J.K. Rowling also played with words, as in her characters’ names: the good and wise Albus Dumbledore (“dore” suggestive of French “d’or” or gold), the evil Voldemort (“mort” suggestive of Latin “death”), and even the minor character, the French nurse, Madame Pomfrey (sounds like pomme frites?). I just could never understand why she named Harry Potter’s utterly loyal best friend Ron Weasley, since “weaselly” means resembling a weasel, and thus someone nasty and untrustworthy. For that matter, why was the famous school of wizardry and witchcraft called Hogwarts? (Hog+warts implies the opposite of something magical; was she being ironic? Why?)
I remember learning about sound words in elementary school and having to write a poem using them. Many years later I wrote a sound-word poem for my young niece; called “Mud,” the poem was later published in a children’s poetry treasury and went:
“Mud is gooey, SQuisshh patooey!
Mush it with your fingers, gush it with your toes;
Slimy, glimy, wet and grimy --
Oooohhhh! I love mud!”

[Element and region listings]
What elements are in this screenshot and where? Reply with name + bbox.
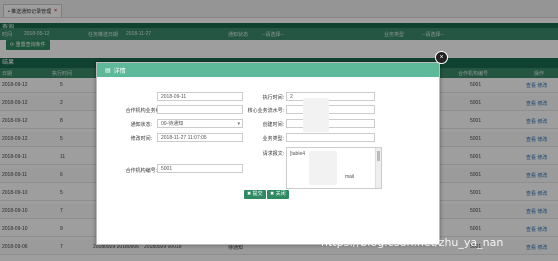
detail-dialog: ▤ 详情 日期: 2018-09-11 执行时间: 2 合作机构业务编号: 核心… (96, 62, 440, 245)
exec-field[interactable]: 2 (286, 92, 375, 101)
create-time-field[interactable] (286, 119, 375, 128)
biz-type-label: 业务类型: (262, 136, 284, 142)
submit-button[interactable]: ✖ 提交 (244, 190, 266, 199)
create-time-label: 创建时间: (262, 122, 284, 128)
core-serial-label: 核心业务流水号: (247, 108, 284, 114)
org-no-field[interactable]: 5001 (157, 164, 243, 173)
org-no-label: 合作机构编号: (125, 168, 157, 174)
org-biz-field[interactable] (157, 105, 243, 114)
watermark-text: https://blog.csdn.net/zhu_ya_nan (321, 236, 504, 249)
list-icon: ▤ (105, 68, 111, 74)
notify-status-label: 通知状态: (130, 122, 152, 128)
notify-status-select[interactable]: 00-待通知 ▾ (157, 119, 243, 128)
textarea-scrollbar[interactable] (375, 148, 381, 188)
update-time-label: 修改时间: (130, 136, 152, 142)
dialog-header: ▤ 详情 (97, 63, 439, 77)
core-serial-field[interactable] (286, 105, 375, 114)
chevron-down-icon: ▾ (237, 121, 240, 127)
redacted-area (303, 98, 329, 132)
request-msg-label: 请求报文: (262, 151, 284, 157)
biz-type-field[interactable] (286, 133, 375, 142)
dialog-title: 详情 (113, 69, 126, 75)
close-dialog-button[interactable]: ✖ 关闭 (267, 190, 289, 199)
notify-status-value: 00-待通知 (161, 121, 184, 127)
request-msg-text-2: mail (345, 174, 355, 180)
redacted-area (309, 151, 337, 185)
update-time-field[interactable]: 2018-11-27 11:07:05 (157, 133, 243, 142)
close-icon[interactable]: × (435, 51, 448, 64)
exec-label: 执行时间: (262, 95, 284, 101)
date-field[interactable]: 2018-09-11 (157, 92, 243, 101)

◆ **Requirement**: In the passage about wordplay, what is the title of the sound-word poem the writer wrote for a young niece?

◆ **Result**: "Mud"